┌──

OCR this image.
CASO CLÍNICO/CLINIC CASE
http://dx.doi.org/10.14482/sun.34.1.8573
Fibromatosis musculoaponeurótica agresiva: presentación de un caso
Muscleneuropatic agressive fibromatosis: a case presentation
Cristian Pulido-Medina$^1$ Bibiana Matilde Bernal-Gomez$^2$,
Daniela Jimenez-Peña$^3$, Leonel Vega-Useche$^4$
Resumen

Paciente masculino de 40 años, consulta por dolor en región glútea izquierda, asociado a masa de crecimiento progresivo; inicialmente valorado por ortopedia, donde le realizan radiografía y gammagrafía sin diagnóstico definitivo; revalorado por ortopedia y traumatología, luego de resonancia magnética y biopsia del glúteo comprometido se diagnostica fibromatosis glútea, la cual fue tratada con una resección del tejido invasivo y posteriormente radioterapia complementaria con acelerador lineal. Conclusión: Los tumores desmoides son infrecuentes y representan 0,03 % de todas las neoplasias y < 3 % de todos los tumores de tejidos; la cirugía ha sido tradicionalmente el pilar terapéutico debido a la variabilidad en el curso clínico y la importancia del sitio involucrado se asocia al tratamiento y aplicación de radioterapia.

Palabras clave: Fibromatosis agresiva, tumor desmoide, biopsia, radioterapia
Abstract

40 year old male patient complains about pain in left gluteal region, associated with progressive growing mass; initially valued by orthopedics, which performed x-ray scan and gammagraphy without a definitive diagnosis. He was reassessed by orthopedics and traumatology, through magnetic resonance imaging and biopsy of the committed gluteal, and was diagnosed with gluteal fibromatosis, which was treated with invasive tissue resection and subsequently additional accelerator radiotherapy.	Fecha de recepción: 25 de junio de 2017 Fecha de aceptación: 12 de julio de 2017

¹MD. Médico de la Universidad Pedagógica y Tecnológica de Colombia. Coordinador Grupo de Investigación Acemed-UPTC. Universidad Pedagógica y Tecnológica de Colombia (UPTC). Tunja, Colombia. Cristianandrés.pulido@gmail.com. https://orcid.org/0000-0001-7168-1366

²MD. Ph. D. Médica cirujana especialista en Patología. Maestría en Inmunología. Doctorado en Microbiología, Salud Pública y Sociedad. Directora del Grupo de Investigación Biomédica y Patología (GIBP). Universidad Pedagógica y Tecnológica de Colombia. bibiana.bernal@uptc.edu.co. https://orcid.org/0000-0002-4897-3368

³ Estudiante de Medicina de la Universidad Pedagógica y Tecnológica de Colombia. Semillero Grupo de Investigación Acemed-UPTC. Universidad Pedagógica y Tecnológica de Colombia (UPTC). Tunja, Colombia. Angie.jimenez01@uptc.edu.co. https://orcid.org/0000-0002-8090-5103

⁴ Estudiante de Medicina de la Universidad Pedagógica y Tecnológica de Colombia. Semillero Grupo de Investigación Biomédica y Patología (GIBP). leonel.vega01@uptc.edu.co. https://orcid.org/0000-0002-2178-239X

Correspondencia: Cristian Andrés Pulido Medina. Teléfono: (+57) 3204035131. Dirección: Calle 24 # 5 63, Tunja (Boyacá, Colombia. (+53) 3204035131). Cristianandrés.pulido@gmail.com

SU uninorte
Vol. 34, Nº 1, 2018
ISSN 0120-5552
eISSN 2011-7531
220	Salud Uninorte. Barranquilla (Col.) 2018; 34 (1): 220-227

└──

◆ **PROBLEM**:
What this exercise calls for is a precise transcription of the material above.

◆ **TASK SOLUTION**:
OCR this image.
CASO CLÍNICO/CLINIC CASE
http://dx.doi.org/10.14482/sun.34.1.8573
Fibromatosis musculoaponeurótica agresiva: presentación de un caso
Muscleneuropatic agressive fibromatosis: a case presentation
Cristian Pulido-Medina$^1$ Bibiana Matilde Bernal-Gomez$^2$,
Daniela Jimenez-Peña$^3$, Leonel Vega-Useche$^4$
Resumen

Paciente masculino de 40 años, consulta por dolor en región glútea izquierda, asociado a masa de crecimiento progresivo; inicialmente valorado por ortopedia, donde le realizan radiografía y gammagrafía sin diagnóstico definitivo; revalorado por ortopedia y traumatología, luego de resonancia magnética y biopsia del glúteo comprometido se diagnostica fibromatosis glútea, la cual fue tratada con una resección del tejido invasivo y posteriormente radioterapia complementaria con acelerador lineal. Conclusión: Los tumores desmoides son infrecuentes y representan 0,03 % de todas las neoplasias y < 3 % de todos los tumores de tejidos; la cirugía ha sido tradicionalmente el pilar terapéutico debido a la variabilidad en el curso clínico y la importancia del sitio involucrado se asocia al tratamiento y aplicación de radioterapia.

Palabras clave: Fibromatosis agresiva, tumor desmoide, biopsia, radioterapia
Abstract

40 year old male patient complains about pain in left gluteal region, associated with progressive growing mass; initially valued by orthopedics, which performed x-ray scan and gammagraphy without a definitive diagnosis. He was reassessed by orthopedics and traumatology, through magnetic resonance imaging and biopsy of the committed gluteal, and was diagnosed with gluteal fibromatosis, which was treated with invasive tissue resection and subsequently additional accelerator radiotherapy.	Fecha de recepción: 25 de junio de 2017 Fecha de aceptación: 12 de julio de 2017

¹MD. Médico de la Universidad Pedagógica y Tecnológica de Colombia. Coordinador Grupo de Investigación Acemed-UPTC. Universidad Pedagógica y Tecnológica de Colombia (UPTC). Tunja, Colombia. Cristianandrés.pulido@gmail.com. https://orcid.org/0000-0001-7168-1366

²MD. Ph. D. Médica cirujana especialista en Patología. Maestría en Inmunología. Doctorado en Microbiología, Salud Pública y Sociedad. Directora del Grupo de Investigación Biomédica y Patología (GIBP). Universidad Pedagógica y Tecnológica de Colombia. bibiana.bernal@uptc.edu.co. https://orcid.org/0000-0002-4897-3368

³ Estudiante de Medicina de la Universidad Pedagógica y Tecnológica de Colombia. Semillero Grupo de Investigación Acemed-UPTC. Universidad Pedagógica y Tecnológica de Colombia (UPTC). Tunja, Colombia. Angie.jimenez01@uptc.edu.co. https://orcid.org/0000-0002-8090-5103

⁴ Estudiante de Medicina de la Universidad Pedagógica y Tecnológica de Colombia. Semillero Grupo de Investigación Biomédica y Patología (GIBP). leonel.vega01@uptc.edu.co. https://orcid.org/0000-0002-2178-239X

Correspondencia: Cristian Andrés Pulido Medina. Teléfono: (+57) 3204035131. Dirección: Calle 24 # 5 63, Tunja (Boyacá, Colombia. (+53) 3204035131). Cristianandrés.pulido@gmail.com

SU uninorte
Vol. 34, Nº 1, 2018
ISSN 0120-5552
eISSN 2011-7531
220	Salud Uninorte. Barranquilla (Col.) 2018; 34 (1): 220-227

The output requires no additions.